**EXERCISE:** Copy out the entries in full and with complete accuracy; pictures are excluded.

**DATA SUPPLIED:**
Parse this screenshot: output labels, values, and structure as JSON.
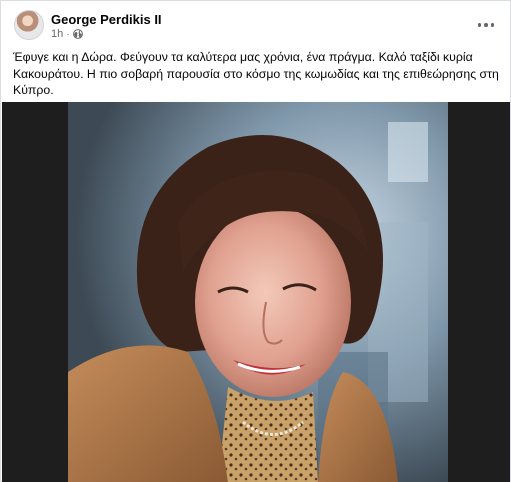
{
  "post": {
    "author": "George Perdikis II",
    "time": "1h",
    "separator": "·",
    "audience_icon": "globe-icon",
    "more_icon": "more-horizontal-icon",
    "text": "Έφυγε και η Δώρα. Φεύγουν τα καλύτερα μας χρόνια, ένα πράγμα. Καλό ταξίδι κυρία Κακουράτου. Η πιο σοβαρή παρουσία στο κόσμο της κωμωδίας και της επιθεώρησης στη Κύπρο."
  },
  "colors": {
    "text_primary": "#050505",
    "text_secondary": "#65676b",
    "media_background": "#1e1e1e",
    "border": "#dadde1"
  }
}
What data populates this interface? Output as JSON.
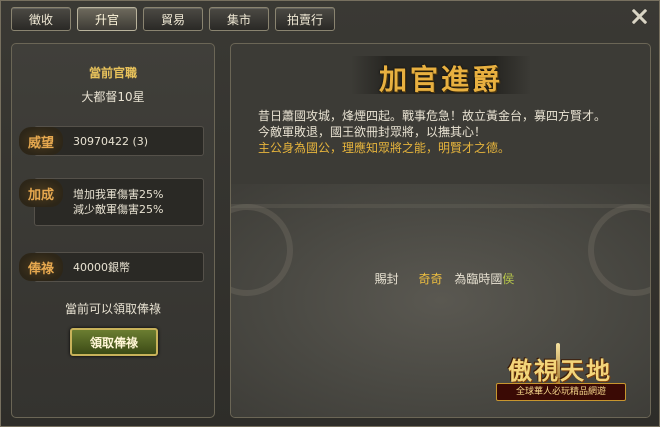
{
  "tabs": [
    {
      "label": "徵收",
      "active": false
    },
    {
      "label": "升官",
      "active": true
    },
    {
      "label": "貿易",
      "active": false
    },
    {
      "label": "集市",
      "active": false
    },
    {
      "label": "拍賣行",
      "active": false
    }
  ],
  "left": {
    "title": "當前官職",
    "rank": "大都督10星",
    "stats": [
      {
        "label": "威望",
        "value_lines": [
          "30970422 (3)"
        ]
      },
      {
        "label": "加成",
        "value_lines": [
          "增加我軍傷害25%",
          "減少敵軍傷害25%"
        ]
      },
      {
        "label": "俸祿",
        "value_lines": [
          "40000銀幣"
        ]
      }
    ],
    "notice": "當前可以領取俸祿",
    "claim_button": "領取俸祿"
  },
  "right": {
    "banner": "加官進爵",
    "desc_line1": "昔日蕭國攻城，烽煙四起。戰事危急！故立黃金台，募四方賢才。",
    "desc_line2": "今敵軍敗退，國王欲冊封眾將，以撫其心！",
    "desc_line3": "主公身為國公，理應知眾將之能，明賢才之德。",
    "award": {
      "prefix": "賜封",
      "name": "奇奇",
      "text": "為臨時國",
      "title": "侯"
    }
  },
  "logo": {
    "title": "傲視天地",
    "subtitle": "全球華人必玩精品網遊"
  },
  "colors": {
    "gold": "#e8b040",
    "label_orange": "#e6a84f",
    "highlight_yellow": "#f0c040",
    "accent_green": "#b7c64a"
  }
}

**RESPONSE:**
Parse this screenshot: output labels, values, and structure as JSON.
{
  "post": {
    "author": "George Perdikis II",
    "time": "1h",
    "separator": "·",
    "audience_icon": "globe-icon",
    "more_icon": "more-horizontal-icon",
    "text": "Έφυγε και η Δώρα. Φεύγουν τα καλύτερα μας χρόνια, ένα πράγμα. Καλό ταξίδι κυρία Κακουράτου. Η πιο σοβαρή παρουσία στο κόσμο της κωμωδίας και της επιθεώρησης στη Κύπρο."
  },
  "colors": {
    "text_primary": "#050505",
    "text_secondary": "#65676b",
    "media_background": "#1e1e1e",
    "border": "#dadde1"
  }
}
What data populates this interface? Output as JSON.
{
  "tabs": [
    {
      "label": "徵收",
      "active": false
    },
    {
      "label": "升官",
      "active": true
    },
    {
      "label": "貿易",
      "active": false
    },
    {
      "label": "集市",
      "active": false
    },
    {
      "label": "拍賣行",
      "active": false
    }
  ],
  "left": {
    "title": "當前官職",
    "rank": "大都督10星",
    "stats": [
      {
        "label": "威望",
        "value_lines": [
          "30970422 (3)"
        ]
      },
      {
        "label": "加成",
        "value_lines": [
          "增加我軍傷害25%",
          "減少敵軍傷害25%"
        ]
      },
      {
        "label": "俸祿",
        "value_lines": [
          "40000銀幣"
        ]
      }
    ],
    "notice": "當前可以領取俸祿",
    "claim_button": "領取俸祿"
  },
  "right": {
    "banner": "加官進爵",
    "desc_line1": "昔日蕭國攻城，烽煙四起。戰事危急！故立黃金台，募四方賢才。",
    "desc_line2": "今敵軍敗退，國王欲冊封眾將，以撫其心！",
    "desc_line3": "主公身為國公，理應知眾將之能，明賢才之德。",
    "award": {
      "prefix": "賜封",
      "name": "奇奇",
      "text": "為臨時國",
      "title": "侯"
    }
  },
  "logo": {
    "title": "傲視天地",
    "subtitle": "全球華人必玩精品網遊"
  },
  "colors": {
    "gold": "#e8b040",
    "label_orange": "#e6a84f",
    "highlight_yellow": "#f0c040",
    "accent_green": "#b7c64a"
  }
}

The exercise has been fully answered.